● Input for this task
####

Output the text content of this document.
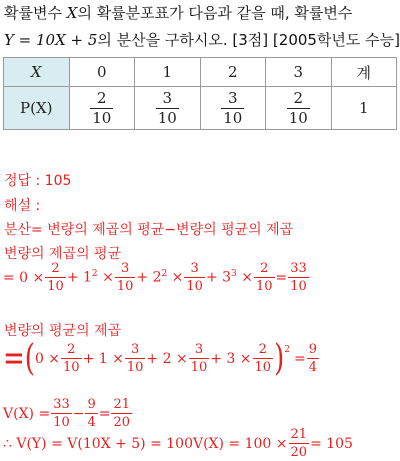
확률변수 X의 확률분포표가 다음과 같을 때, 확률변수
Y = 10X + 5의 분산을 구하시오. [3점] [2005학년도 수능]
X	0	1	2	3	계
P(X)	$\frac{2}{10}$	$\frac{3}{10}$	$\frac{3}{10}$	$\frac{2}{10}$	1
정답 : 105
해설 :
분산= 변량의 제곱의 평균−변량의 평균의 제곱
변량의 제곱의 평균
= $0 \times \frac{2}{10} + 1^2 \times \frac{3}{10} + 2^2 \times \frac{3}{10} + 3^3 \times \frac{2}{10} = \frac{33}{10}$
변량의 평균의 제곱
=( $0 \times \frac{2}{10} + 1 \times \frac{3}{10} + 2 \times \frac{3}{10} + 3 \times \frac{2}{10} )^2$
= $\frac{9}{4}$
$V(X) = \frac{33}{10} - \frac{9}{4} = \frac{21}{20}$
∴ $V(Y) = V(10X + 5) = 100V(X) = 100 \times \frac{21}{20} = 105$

####

Restate the records word for word, omitting images.

Output the text content of this document.
확률변수 X의 확률분포표가 다음과 같을 때, 확률변수
Y = 10X + 5의 분산을 구하시오. [3점] [2005학년도 수능]
X	0	1	2	3	계
P(X)	$\frac{2}{10}$	$\frac{3}{10}$	$\frac{3}{10}$	$\frac{2}{10}$	1
정답 : 105
해설 :
분산= 변량의 제곱의 평균−변량의 평균의 제곱
변량의 제곱의 평균
= $0 \times \frac{2}{10} + 1^2 \times \frac{3}{10} + 2^2 \times \frac{3}{10} + 3^3 \times \frac{2}{10} = \frac{33}{10}$
변량의 평균의 제곱
=( $0 \times \frac{2}{10} + 1 \times \frac{3}{10} + 2 \times \frac{3}{10} + 3 \times \frac{2}{10} )^2$
= $\frac{9}{4}$
$V(X) = \frac{33}{10} - \frac{9}{4} = \frac{21}{20}$
∴ $V(Y) = V(10X + 5) = 100V(X) = 100 \times \frac{21}{20} = 105$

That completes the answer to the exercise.